_Problem to solve_: Report every line in the entries below that contains the string "Киноафиша", matching case exactly.

[Dataset entries]
..............................
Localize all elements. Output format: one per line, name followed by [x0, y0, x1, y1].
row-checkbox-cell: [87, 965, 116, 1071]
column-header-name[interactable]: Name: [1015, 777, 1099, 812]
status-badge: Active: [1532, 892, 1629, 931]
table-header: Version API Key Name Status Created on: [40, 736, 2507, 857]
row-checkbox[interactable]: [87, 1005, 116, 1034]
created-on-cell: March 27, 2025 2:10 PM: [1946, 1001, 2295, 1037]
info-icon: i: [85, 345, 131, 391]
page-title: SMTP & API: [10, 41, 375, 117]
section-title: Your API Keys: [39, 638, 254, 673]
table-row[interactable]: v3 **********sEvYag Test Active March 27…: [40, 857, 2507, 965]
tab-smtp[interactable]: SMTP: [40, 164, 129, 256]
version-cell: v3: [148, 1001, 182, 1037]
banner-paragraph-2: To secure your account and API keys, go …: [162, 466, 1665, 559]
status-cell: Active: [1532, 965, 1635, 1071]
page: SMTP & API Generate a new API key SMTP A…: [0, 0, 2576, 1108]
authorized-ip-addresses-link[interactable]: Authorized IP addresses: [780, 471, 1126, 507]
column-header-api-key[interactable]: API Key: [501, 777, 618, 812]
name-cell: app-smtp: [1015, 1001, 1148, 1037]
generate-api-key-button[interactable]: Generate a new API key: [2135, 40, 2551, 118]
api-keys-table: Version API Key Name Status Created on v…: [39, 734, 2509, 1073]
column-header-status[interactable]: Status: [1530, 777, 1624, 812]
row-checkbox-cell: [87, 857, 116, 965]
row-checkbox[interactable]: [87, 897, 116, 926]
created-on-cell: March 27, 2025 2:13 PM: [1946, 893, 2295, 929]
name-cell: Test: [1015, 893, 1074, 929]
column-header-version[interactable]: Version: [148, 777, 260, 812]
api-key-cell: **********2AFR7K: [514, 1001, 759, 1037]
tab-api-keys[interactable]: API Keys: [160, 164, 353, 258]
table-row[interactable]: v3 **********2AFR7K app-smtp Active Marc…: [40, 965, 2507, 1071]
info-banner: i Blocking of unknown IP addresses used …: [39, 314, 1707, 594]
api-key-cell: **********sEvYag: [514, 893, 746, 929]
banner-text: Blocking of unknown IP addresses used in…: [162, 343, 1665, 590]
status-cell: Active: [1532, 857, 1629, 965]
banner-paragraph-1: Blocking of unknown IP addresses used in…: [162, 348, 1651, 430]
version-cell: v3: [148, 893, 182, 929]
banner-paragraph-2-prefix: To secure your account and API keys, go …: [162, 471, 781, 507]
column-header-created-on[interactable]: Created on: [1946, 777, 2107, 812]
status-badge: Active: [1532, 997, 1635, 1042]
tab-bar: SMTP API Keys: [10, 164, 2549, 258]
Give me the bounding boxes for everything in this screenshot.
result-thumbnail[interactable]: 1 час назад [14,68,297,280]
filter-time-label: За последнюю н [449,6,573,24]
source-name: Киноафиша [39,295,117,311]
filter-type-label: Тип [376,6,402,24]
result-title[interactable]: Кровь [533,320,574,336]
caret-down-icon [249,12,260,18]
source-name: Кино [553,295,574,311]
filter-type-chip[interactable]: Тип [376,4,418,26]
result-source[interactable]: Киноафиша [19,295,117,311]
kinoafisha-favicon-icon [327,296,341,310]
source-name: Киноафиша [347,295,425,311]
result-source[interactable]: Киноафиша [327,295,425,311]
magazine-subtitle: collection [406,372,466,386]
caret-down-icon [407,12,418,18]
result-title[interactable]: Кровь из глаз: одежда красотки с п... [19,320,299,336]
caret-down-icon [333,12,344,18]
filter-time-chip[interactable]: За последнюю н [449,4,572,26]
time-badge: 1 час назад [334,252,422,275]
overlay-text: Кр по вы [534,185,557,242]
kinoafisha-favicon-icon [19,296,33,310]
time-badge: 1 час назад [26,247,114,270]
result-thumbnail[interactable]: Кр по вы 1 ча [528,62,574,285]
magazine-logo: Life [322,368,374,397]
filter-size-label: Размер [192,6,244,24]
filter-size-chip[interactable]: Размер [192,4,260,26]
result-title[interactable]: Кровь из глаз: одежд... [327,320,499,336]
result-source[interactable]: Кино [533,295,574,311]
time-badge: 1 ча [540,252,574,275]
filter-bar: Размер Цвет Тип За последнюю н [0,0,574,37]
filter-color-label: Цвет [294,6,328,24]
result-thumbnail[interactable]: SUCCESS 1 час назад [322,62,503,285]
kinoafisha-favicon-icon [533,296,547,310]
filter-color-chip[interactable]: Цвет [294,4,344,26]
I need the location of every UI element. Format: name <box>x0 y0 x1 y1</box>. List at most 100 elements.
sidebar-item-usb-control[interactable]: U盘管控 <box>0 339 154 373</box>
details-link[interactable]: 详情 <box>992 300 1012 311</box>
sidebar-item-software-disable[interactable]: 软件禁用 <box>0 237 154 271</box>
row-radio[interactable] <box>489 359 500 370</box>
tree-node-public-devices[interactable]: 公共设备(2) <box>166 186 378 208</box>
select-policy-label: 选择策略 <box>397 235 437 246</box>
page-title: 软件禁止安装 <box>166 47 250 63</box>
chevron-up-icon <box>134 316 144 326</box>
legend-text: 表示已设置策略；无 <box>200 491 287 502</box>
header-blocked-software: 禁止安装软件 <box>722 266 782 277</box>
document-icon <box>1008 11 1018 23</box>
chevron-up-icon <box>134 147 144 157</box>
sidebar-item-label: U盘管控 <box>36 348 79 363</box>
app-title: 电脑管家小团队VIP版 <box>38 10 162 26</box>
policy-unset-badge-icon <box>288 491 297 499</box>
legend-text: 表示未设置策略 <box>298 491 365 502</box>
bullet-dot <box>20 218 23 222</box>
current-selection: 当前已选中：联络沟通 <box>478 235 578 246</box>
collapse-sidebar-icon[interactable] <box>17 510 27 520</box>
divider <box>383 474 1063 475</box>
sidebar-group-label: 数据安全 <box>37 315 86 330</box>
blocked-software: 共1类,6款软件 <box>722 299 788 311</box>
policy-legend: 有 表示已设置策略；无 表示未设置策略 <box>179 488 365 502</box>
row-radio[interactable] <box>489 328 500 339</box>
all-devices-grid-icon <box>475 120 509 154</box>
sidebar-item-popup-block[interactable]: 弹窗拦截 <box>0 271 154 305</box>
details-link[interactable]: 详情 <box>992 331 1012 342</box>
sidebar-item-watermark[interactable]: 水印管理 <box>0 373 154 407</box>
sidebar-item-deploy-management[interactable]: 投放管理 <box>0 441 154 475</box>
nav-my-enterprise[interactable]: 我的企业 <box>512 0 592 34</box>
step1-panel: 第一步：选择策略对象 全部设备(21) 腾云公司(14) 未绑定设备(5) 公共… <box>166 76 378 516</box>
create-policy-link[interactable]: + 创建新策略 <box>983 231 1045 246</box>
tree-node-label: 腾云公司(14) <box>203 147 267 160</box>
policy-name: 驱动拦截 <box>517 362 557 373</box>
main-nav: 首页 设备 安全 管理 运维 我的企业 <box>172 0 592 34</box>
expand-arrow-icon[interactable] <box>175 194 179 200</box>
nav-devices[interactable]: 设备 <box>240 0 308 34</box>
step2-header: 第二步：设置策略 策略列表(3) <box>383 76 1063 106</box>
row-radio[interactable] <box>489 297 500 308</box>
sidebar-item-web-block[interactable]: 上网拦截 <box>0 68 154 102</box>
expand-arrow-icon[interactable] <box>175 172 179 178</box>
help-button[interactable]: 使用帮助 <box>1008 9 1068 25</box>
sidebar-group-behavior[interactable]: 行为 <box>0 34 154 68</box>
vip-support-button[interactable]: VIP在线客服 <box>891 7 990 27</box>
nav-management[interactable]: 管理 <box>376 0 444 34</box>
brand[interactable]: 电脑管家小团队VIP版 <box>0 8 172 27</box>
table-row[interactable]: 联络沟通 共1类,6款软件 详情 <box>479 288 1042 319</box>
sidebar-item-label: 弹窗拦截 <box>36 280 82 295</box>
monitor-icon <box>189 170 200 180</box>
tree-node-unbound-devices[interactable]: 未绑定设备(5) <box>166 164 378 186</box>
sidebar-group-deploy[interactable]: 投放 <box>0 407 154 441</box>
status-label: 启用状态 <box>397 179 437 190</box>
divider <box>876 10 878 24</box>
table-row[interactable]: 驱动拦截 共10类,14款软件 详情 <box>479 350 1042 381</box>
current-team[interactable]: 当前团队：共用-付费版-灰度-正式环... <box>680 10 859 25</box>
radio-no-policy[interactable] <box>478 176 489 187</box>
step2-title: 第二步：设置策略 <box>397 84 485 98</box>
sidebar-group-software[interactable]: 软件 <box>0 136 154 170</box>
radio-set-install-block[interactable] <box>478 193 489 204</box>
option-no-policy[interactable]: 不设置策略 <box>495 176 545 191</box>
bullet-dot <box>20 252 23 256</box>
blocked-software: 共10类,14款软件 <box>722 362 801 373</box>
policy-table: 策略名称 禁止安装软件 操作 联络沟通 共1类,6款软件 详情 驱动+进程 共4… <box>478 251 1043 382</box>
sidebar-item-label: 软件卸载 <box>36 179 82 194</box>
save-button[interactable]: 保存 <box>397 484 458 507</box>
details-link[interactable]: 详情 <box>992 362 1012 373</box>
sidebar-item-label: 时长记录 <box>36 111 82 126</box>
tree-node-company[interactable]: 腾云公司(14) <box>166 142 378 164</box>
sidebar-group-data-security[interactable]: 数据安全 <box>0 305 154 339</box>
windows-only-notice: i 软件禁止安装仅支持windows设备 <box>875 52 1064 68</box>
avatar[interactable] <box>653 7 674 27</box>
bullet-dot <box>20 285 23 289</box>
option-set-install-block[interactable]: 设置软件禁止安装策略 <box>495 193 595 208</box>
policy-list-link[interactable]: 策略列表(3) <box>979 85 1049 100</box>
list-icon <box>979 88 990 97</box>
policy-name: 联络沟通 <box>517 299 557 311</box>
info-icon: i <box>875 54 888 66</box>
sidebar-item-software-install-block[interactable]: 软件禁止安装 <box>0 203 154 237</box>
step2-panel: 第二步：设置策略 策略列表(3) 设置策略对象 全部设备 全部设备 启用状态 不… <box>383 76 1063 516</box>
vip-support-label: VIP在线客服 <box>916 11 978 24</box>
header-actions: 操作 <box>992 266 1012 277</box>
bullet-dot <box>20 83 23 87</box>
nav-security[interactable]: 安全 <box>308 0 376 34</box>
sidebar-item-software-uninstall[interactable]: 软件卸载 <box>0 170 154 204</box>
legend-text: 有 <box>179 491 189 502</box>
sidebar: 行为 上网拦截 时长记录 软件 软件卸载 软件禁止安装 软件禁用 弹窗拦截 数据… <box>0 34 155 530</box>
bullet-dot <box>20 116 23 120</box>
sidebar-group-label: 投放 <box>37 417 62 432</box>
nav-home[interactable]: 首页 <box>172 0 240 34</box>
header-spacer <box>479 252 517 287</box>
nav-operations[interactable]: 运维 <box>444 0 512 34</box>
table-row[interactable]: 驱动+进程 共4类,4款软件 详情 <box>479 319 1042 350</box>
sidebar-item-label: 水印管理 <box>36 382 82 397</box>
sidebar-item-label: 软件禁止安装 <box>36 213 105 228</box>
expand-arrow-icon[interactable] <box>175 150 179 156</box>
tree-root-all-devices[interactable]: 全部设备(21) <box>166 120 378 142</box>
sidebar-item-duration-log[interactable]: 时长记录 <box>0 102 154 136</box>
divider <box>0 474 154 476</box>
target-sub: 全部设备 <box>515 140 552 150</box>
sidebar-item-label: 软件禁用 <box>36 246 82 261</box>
..............................
_Output for this exercise_:
source-name: Киноафиша [39,295,117,311]
result-source[interactable]: Киноафиша [19,295,117,311]
source-name: Киноафиша [347,295,425,311]
result-source[interactable]: Киноафиша [327,295,425,311]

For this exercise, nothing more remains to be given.